[TASK]
Copy all lines below exactly as written. Leave pictures out.

################

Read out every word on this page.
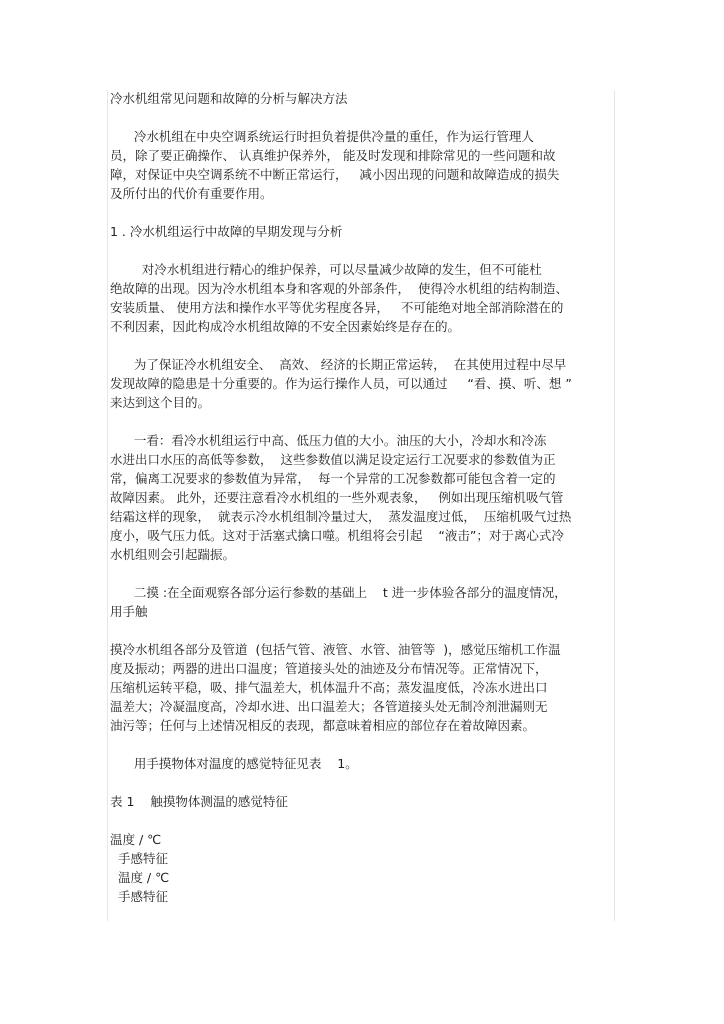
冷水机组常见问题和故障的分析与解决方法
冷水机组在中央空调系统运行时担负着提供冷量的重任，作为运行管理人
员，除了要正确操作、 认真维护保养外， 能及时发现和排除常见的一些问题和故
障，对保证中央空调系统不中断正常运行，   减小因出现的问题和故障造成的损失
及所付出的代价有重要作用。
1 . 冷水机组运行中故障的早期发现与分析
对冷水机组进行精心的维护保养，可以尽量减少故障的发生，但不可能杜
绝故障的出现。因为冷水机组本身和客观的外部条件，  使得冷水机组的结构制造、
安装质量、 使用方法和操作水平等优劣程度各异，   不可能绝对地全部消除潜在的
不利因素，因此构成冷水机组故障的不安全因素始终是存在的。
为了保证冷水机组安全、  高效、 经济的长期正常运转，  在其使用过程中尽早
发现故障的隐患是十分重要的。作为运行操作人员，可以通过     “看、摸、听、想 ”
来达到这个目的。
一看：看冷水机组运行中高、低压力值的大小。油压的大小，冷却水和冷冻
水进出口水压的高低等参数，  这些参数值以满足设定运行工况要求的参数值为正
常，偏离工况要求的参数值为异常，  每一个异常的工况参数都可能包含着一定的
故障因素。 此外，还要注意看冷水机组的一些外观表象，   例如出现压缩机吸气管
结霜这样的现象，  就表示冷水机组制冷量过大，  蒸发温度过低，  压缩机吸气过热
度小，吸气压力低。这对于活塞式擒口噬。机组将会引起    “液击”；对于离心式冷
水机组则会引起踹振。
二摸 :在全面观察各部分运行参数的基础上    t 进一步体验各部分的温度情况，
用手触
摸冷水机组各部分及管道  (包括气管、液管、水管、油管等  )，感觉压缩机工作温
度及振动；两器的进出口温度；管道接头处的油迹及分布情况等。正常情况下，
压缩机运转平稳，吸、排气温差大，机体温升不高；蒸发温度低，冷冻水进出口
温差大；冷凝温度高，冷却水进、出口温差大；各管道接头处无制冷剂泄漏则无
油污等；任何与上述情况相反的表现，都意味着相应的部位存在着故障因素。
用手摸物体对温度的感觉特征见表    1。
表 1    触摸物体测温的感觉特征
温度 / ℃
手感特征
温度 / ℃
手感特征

################

[OUTPUT]
Read out every word on this page.
冷水机组常见问题和故障的分析与解决方法
冷水机组在中央空调系统运行时担负着提供冷量的重任，作为运行管理人
员，除了要正确操作、 认真维护保养外， 能及时发现和排除常见的一些问题和故
障，对保证中央空调系统不中断正常运行，   减小因出现的问题和故障造成的损失
及所付出的代价有重要作用。
1 . 冷水机组运行中故障的早期发现与分析
对冷水机组进行精心的维护保养，可以尽量减少故障的发生，但不可能杜
绝故障的出现。因为冷水机组本身和客观的外部条件，  使得冷水机组的结构制造、
安装质量、 使用方法和操作水平等优劣程度各异，   不可能绝对地全部消除潜在的
不利因素，因此构成冷水机组故障的不安全因素始终是存在的。
为了保证冷水机组安全、  高效、 经济的长期正常运转，  在其使用过程中尽早
发现故障的隐患是十分重要的。作为运行操作人员，可以通过     “看、摸、听、想 ”
来达到这个目的。
一看：看冷水机组运行中高、低压力值的大小。油压的大小，冷却水和冷冻
水进出口水压的高低等参数，  这些参数值以满足设定运行工况要求的参数值为正
常，偏离工况要求的参数值为异常，  每一个异常的工况参数都可能包含着一定的
故障因素。 此外，还要注意看冷水机组的一些外观表象，   例如出现压缩机吸气管
结霜这样的现象，  就表示冷水机组制冷量过大，  蒸发温度过低，  压缩机吸气过热
度小，吸气压力低。这对于活塞式擒口噬。机组将会引起    “液击”；对于离心式冷
水机组则会引起踹振。
二摸 :在全面观察各部分运行参数的基础上    t 进一步体验各部分的温度情况，
用手触
摸冷水机组各部分及管道  (包括气管、液管、水管、油管等  )，感觉压缩机工作温
度及振动；两器的进出口温度；管道接头处的油迹及分布情况等。正常情况下，
压缩机运转平稳，吸、排气温差大，机体温升不高；蒸发温度低，冷冻水进出口
温差大；冷凝温度高，冷却水进、出口温差大；各管道接头处无制冷剂泄漏则无
油污等；任何与上述情况相反的表现，都意味着相应的部位存在着故障因素。
用手摸物体对温度的感觉特征见表    1。
表 1    触摸物体测温的感觉特征
温度 / ℃
手感特征
温度 / ℃
手感特征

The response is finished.